:: Given data ::
- - -

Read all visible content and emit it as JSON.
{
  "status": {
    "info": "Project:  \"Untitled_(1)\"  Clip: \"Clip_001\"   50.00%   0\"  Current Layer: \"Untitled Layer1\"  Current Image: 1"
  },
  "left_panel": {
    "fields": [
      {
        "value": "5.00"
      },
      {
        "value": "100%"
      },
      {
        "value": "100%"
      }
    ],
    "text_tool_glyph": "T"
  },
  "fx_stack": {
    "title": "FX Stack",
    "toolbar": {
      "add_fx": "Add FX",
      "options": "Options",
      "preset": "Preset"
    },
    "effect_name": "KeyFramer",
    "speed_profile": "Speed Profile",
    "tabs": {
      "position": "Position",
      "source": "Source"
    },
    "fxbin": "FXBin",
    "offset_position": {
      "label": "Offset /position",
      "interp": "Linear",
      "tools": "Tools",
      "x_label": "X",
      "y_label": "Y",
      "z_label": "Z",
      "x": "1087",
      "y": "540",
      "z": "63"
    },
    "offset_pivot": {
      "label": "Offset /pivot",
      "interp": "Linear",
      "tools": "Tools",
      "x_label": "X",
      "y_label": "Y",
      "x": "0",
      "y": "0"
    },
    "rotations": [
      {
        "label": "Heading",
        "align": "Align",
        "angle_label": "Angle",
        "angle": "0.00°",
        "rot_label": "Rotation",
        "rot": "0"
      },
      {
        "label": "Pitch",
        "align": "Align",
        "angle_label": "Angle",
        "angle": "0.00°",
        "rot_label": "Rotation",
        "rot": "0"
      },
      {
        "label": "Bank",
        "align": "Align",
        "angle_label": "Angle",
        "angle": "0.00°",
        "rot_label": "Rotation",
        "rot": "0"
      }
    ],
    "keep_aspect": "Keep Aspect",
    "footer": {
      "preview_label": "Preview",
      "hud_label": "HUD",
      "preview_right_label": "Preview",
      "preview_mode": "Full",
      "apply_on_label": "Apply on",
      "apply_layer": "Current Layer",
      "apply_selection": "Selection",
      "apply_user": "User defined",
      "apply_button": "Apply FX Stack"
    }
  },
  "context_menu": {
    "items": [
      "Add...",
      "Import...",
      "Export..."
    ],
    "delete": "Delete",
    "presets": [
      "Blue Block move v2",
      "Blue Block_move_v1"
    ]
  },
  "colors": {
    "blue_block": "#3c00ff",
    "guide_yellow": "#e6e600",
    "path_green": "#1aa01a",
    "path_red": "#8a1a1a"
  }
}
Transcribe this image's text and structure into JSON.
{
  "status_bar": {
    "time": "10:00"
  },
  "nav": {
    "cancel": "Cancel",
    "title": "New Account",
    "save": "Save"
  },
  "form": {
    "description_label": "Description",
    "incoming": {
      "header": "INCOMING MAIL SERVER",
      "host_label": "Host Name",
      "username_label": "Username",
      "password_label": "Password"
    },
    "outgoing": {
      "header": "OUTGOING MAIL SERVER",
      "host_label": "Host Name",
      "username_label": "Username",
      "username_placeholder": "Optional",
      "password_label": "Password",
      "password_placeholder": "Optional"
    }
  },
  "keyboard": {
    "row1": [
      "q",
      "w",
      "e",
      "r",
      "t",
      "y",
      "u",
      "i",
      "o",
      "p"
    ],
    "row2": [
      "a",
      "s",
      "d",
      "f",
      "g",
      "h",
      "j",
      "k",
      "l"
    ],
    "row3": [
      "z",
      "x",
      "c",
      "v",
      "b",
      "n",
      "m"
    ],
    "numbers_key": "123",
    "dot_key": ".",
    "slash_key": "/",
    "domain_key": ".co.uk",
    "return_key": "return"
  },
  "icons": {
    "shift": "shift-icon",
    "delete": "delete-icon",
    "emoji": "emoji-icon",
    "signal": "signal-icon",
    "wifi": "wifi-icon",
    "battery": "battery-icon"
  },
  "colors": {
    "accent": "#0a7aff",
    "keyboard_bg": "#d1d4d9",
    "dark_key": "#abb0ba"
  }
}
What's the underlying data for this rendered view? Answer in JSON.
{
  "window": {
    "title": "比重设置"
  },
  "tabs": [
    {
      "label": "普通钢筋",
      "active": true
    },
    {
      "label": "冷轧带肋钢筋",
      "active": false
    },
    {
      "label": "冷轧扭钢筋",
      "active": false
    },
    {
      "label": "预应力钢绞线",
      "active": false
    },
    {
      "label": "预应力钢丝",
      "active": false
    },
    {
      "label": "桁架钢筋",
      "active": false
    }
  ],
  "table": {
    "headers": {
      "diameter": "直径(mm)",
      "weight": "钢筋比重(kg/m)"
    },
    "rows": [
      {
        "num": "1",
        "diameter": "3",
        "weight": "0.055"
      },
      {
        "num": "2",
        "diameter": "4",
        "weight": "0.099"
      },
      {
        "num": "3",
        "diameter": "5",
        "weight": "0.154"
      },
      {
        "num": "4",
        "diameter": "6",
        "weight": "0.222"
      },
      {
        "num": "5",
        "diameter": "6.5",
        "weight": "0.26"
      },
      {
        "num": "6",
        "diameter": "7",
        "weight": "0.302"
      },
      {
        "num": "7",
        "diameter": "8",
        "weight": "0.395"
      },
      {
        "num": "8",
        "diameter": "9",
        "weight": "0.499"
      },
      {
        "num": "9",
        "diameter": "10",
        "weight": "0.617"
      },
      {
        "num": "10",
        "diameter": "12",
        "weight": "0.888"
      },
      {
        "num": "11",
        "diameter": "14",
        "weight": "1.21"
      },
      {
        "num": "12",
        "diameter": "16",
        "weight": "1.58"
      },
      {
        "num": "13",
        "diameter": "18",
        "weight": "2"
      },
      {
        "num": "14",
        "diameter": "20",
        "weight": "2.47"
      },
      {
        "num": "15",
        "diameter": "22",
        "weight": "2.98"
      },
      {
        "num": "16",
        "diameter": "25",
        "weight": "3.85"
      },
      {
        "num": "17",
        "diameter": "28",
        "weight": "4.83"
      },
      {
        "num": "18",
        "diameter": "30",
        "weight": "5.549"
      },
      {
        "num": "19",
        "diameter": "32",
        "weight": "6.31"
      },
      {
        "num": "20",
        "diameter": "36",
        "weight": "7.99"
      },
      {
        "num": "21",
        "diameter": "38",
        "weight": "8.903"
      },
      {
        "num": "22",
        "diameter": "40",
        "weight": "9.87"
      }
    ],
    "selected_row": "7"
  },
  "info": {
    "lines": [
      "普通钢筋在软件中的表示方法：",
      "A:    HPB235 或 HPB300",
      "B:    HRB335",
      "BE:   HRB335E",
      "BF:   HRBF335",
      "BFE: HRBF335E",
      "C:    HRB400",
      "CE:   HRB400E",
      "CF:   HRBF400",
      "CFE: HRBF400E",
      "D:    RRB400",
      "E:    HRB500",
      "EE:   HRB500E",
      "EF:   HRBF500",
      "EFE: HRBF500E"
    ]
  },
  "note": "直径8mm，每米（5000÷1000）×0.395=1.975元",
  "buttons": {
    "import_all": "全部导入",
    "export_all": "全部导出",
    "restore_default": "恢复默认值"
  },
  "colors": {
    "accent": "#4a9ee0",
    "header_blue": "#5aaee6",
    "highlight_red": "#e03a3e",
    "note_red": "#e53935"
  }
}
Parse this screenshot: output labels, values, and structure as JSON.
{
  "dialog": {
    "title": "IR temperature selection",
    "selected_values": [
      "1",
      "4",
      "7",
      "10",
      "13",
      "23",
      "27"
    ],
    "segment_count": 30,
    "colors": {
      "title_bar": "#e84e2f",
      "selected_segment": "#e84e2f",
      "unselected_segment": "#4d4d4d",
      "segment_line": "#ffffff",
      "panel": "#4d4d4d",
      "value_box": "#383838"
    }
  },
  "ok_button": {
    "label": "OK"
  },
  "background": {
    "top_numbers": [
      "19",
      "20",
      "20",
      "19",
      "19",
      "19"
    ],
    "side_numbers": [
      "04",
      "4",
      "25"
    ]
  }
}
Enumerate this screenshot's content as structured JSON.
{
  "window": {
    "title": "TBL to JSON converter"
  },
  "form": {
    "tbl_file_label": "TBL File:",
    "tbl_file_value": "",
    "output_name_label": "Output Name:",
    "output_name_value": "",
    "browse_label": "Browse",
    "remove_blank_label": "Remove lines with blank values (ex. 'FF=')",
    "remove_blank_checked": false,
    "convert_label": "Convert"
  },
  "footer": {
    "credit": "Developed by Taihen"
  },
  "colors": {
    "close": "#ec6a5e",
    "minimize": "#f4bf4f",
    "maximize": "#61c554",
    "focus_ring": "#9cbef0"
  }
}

- - -

:: Set task ::
Give again only the lines starting at the one that contains "Parse this screenshot: output" and running to the end of the data.

:: Result ::
Parse this screenshot: output labels, values, and structure as JSON.
{
  "dialog": {
    "title": "IR temperature selection",
    "selected_values": [
      "1",
      "4",
      "7",
      "10",
      "13",
      "23",
      "27"
    ],
    "segment_count": 30,
    "colors": {
      "title_bar": "#e84e2f",
      "selected_segment": "#e84e2f",
      "unselected_segment": "#4d4d4d",
      "segment_line": "#ffffff",
      "panel": "#4d4d4d",
      "value_box": "#383838"
    }
  },
  "ok_button": {
    "label": "OK"
  },
  "background": {
    "top_numbers": [
      "19",
      "20",
      "20",
      "19",
      "19",
      "19"
    ],
    "side_numbers": [
      "04",
      "4",
      "25"
    ]
  }
}
Enumerate this screenshot's content as structured JSON.
{
  "window": {
    "title": "TBL to JSON converter"
  },
  "form": {
    "tbl_file_label": "TBL File:",
    "tbl_file_value": "",
    "output_name_label": "Output Name:",
    "output_name_value": "",
    "browse_label": "Browse",
    "remove_blank_label": "Remove lines with blank values (ex. 'FF=')",
    "remove_blank_checked": false,
    "convert_label": "Convert"
  },
  "footer": {
    "credit": "Developed by Taihen"
  },
  "colors": {
    "close": "#ec6a5e",
    "minimize": "#f4bf4f",
    "maximize": "#61c554",
    "focus_ring": "#9cbef0"
  }
}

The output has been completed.